DESCRIPTION OF THE TASK: Pick out all lines with the word "image" from the records that follow.

Stored entries:
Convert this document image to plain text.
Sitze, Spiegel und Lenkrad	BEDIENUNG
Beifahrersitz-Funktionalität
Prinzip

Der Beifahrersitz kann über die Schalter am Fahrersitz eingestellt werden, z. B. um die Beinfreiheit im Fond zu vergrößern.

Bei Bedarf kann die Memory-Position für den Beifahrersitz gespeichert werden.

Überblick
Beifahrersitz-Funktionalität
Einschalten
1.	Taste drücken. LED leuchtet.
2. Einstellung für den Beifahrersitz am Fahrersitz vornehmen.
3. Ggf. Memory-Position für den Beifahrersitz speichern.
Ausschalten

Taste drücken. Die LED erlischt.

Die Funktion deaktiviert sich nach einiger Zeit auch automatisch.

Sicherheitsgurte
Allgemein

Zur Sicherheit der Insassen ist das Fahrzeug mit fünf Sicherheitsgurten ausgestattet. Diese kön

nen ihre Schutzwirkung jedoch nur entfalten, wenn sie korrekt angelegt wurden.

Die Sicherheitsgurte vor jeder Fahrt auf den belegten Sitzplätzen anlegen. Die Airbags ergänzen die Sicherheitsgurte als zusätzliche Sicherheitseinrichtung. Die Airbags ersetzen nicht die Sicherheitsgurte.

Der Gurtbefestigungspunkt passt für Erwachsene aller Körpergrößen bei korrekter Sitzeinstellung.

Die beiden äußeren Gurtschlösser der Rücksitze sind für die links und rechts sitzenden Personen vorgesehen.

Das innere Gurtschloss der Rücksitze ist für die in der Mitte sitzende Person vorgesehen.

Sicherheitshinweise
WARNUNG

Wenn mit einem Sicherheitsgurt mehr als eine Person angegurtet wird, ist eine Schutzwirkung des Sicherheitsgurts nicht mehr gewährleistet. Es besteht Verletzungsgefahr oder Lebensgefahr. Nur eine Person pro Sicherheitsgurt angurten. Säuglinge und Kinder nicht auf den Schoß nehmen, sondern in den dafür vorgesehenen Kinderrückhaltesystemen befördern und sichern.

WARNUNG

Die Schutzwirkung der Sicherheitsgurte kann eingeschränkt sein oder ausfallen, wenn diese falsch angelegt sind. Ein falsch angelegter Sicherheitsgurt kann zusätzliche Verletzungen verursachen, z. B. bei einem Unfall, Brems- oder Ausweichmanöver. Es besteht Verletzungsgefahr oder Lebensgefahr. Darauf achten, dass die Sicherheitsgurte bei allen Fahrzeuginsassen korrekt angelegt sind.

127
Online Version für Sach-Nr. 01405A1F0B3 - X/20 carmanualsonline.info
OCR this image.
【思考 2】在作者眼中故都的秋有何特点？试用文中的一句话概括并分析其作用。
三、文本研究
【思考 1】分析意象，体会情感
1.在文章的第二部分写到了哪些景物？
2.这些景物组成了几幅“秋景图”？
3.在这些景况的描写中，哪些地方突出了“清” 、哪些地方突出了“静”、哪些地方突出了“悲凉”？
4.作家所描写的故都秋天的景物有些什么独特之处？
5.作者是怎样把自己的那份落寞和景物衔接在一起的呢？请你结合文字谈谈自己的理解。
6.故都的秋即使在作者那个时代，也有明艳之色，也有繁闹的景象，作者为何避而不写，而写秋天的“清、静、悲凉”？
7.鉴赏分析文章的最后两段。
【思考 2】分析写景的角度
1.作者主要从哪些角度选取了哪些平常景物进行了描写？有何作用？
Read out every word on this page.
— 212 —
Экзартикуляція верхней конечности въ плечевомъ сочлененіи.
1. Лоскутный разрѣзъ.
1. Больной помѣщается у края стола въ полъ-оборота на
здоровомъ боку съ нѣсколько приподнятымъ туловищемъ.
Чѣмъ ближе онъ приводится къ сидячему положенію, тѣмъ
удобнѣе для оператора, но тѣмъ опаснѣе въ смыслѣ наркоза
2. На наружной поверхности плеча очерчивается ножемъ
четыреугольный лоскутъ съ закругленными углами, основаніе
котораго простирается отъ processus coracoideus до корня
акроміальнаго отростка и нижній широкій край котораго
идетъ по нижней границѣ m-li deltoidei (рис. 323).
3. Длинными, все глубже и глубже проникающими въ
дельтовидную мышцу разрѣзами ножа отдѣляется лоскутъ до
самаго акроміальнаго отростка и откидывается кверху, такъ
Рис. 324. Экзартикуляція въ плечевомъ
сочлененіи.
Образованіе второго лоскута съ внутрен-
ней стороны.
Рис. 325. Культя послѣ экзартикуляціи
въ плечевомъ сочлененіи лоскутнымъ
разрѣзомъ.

WRITTEN SOLUTION:
Convert this document image to plain text.
OCR this image.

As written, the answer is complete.